WHAT YOU SHOULD DO:
Copy out every line containing the word "likod".

Saved entries:
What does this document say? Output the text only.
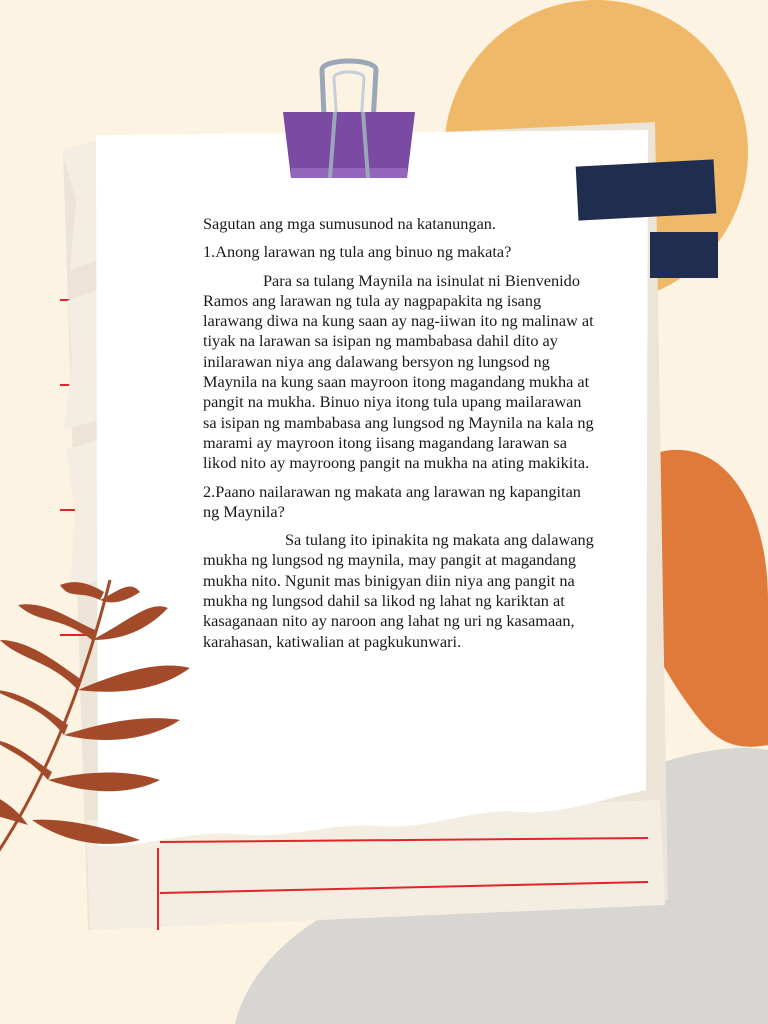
Sagutan ang mga sumusunod na katanungan.

1.Anong larawan ng tula ang binuo ng makata?

Para sa tulang Maynila na isinulat ni Bienvenido Ramos ang larawan ng tula ay nagpapakita ng isang larawang diwa na kung saan ay nag-iiwan ito ng malinaw at tiyak na larawan sa isipan ng mambabasa dahil dito ay inilarawan niya ang dalawang bersyon ng lungsod ng Maynila na kung saan mayroon itong magandang mukha at pangit na mukha. Binuo niya itong tula upang mailarawan sa isipan ng mambabasa ang lungsod ng Maynila na kala ng marami ay mayroon itong iisang magandang larawan sa likod nito ay mayroong pangit na mukha na ating makikita.

2.Paano nailarawan ng makata ang larawan ng kapangitan ng Maynila?

Sa tulang ito ipinakita ng makata ang dalawang mukha ng lungsod ng maynila, may pangit at magandang mukha nito. Ngunit mas binigyan diin niya ang pangit na mukha ng lungsod dahil sa likod ng lahat ng kariktan at kasaganaan nito ay naroon ang lahat ng uri ng kasamaan, karahasan, katiwalian at pagkukunwari.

FULL SOLUTION:
Para sa tulang Maynila na isinulat ni Bienvenido Ramos ang larawan ng tula ay nagpapakita ng isang larawang diwa na kung saan ay nag-iiwan ito ng malinaw at tiyak na larawan sa isipan ng mambabasa dahil dito ay inilarawan niya ang dalawang bersyon ng lungsod ng Maynila na kung saan mayroon itong magandang mukha at pangit na mukha. Binuo niya itong tula upang mailarawan sa isipan ng mambabasa ang lungsod ng Maynila na kala ng marami ay mayroon itong iisang magandang larawan sa likod nito ay mayroong pangit na mukha na ating makikita.
Sa tulang ito ipinakita ng makata ang dalawang mukha ng lungsod ng maynila, may pangit at magandang mukha nito. Ngunit mas binigyan diin niya ang pangit na mukha ng lungsod dahil sa likod ng lahat ng kariktan at kasaganaan nito ay naroon ang lahat ng uri ng kasamaan, karahasan, katiwalian at pagkukunwari.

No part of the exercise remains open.